* Problem to work on *
Among the entries that follow, tally the lines with the string "kanssa". Give no more than the number.
━━━
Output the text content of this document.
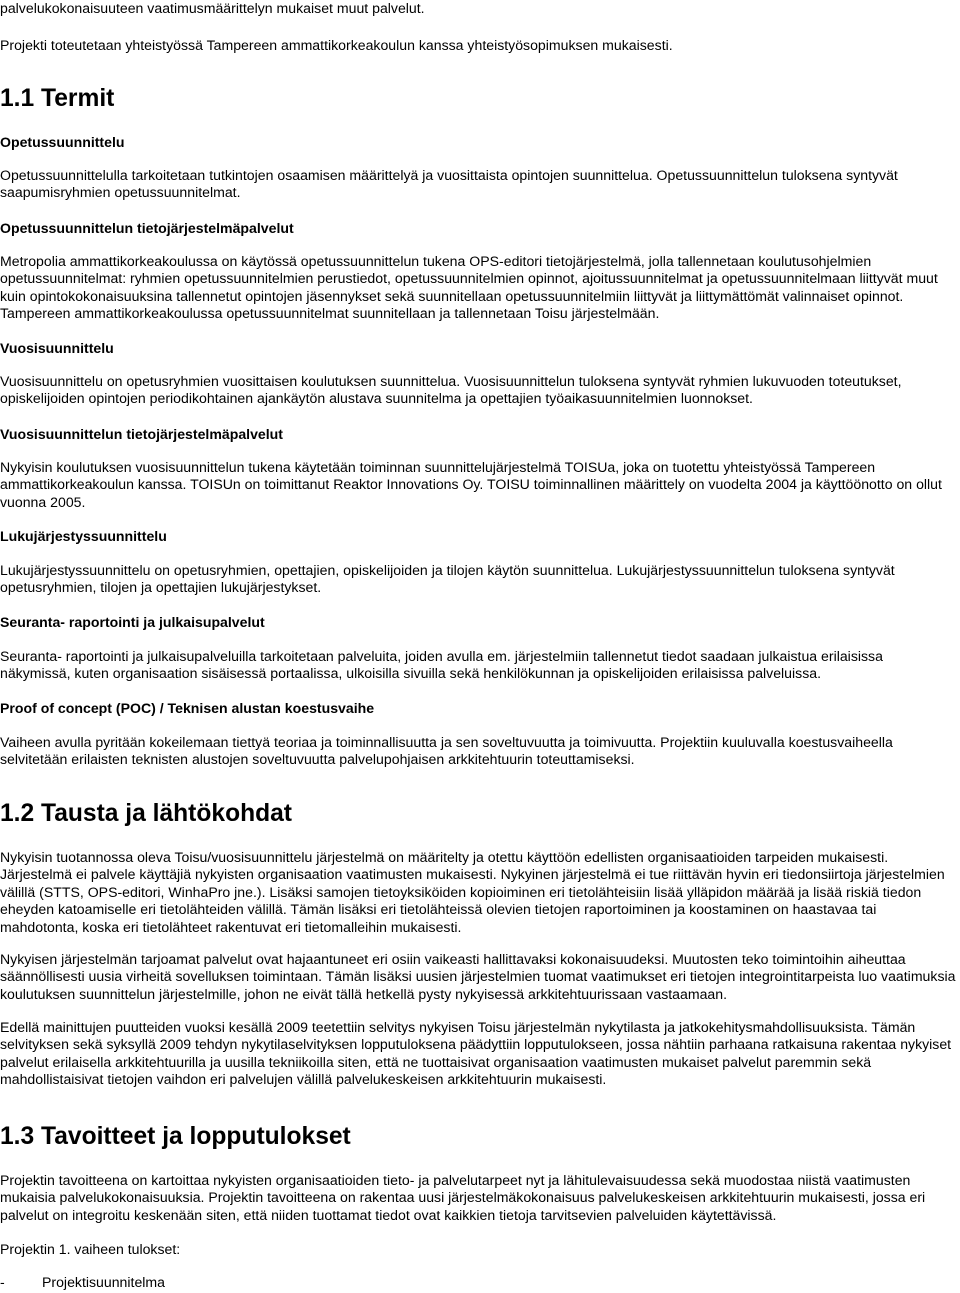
palvelukokonaisuuteen vaatimusmäärittelyn mukaiset muut palvelut.

Projekti toteutetaan yhteistyössä Tampereen ammattikorkeakoulun kanssa yhteistyösopimuksen mukaisesti.

1.1 Termit
Opetussuunnittelu

Opetussuunnittelulla tarkoitetaan tutkintojen osaamisen määrittelyä ja vuosittaista opintojen suunnittelua. Opetussuunnittelun tuloksena syntyvät saapumisryhmien opetussuunnitelmat.

Opetussuunnittelun tietojärjestelmäpalvelut

Metropolia ammattikorkeakoulussa on käytössä opetussuunnittelun tukena OPS-editori tietojärjestelmä, jolla tallennetaan koulutusohjelmien opetussuunnitelmat: ryhmien opetussuunnitelmien perustiedot, opetussuunnitelmien opinnot, ajoitussuunnitelmat ja opetussuunnitelmaan liittyvät muut kuin opintokokonaisuuksina tallennetut opintojen jäsennykset sekä suunnitellaan opetussuunnitelmiin liittyvät ja liittymättömät valinnaiset opinnot. Tampereen ammattikorkeakoulussa opetussuunnitelmat suunnitellaan ja tallennetaan Toisu järjestelmään.

Vuosisuunnittelu

Vuosisuunnittelu on opetusryhmien vuosittaisen koulutuksen suunnittelua. Vuosisuunnittelun tuloksena syntyvät ryhmien lukuvuoden toteutukset, opiskelijoiden opintojen periodikohtainen ajankäytön alustava suunnitelma ja opettajien työaikasuunnitelmien luonnokset.

Vuosisuunnittelun tietojärjestelmäpalvelut

Nykyisin koulutuksen vuosisuunnittelun tukena käytetään toiminnan suunnittelujärjestelmä TOISUa, joka on tuotettu yhteistyössä Tampereen ammattikorkeakoulun kanssa. TOISUn on toimittanut Reaktor Innovations Oy. TOISU toiminnallinen määrittely on vuodelta 2004 ja käyttöönotto on ollut vuonna 2005.

Lukujärjestyssuunnittelu

Lukujärjestyssuunnittelu on opetusryhmien, opettajien, opiskelijoiden ja tilojen käytön suunnittelua. Lukujärjestyssuunnittelun tuloksena syntyvät opetusryhmien, tilojen ja opettajien lukujärjestykset.

Seuranta- raportointi ja julkaisupalvelut

Seuranta- raportointi ja julkaisupalveluilla tarkoitetaan palveluita, joiden avulla em. järjestelmiin tallennetut tiedot saadaan julkaistua erilaisissa näkymissä, kuten organisaation sisäisessä portaalissa, ulkoisilla sivuilla sekä henkilökunnan ja opiskelijoiden erilaisissa palveluissa.

Proof of concept (POC) / Teknisen alustan koestusvaihe

Vaiheen avulla pyritään kokeilemaan tiettyä teoriaa ja toiminnallisuutta ja sen soveltuvuutta ja toimivuutta. Projektiin kuuluvalla koestusvaiheella selvitetään erilaisten teknisten alustojen soveltuvuutta palvelupohjaisen arkkitehtuurin toteuttamiseksi.

1.2 Tausta ja lähtökohdat

Nykyisin tuotannossa oleva Toisu/vuosisuunnittelu järjestelmä on määritelty ja otettu käyttöön edellisten organisaatioiden tarpeiden mukaisesti. Järjestelmä ei palvele käyttäjiä nykyisten organisaation vaatimusten mukaisesti. Nykyinen järjestelmä ei tue riittävän hyvin eri tiedonsiirtoja järjestelmien välillä (STTS, OPS-editori, WinhaPro jne.). Lisäksi samojen tietoyksiköiden kopioiminen eri tietolähteisiin lisää ylläpidon määrää ja lisää riskiä tiedon eheyden katoamiselle eri tietolähteiden välillä. Tämän lisäksi eri tietolähteissä olevien tietojen raportoiminen ja koostaminen on haastavaa tai mahdotonta, koska eri tietolähteet rakentuvat eri tietomalleihin mukaisesti.

Nykyisen järjestelmän tarjoamat palvelut ovat hajaantuneet eri osiin vaikeasti hallittavaksi kokonaisuudeksi. Muutosten teko toimintoihin aiheuttaa säännöllisesti uusia virheitä sovelluksen toimintaan. Tämän lisäksi uusien järjestelmien tuomat vaatimukset eri tietojen integrointitarpeista luo vaatimuksia koulutuksen suunnittelun järjestelmille, johon ne eivät tällä hetkellä pysty nykyisessä arkkitehtuurissaan vastaamaan.

Edellä mainittujen puutteiden vuoksi kesällä 2009 teetettiin selvitys nykyisen Toisu järjestelmän nykytilasta ja jatkokehitysmahdollisuuksista. Tämän selvityksen sekä syksyllä 2009 tehdyn nykytilaselvityksen lopputuloksena päädyttiin lopputulokseen, jossa nähtiin parhaana ratkaisuna rakentaa nykyiset palvelut erilaisella arkkitehtuurilla ja uusilla tekniikoilla siten, että ne tuottaisivat organisaation vaatimusten mukaiset palvelut paremmin sekä mahdollistaisivat tietojen vaihdon eri palvelujen välillä palvelukeskeisen arkkitehtuurin mukaisesti.

1.3 Tavoitteet ja lopputulokset

Projektin tavoitteena on kartoittaa nykyisten organisaatioiden tieto- ja palvelutarpeet nyt ja lähitulevaisuudessa sekä muodostaa niistä vaatimusten mukaisia palvelukokonaisuuksia. Projektin tavoitteena on rakentaa uusi järjestelmäkokonaisuus palvelukeskeisen arkkitehtuurin mukaisesti, jossa eri palvelut on integroitu keskenään siten, että niiden tuottamat tiedot ovat kaikkien tietoja tarvitsevien palveluiden käytettävissä.

Projektin 1. vaiheen tulokset:

-	Projektisuunnitelma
━━━
* Answer in full *
2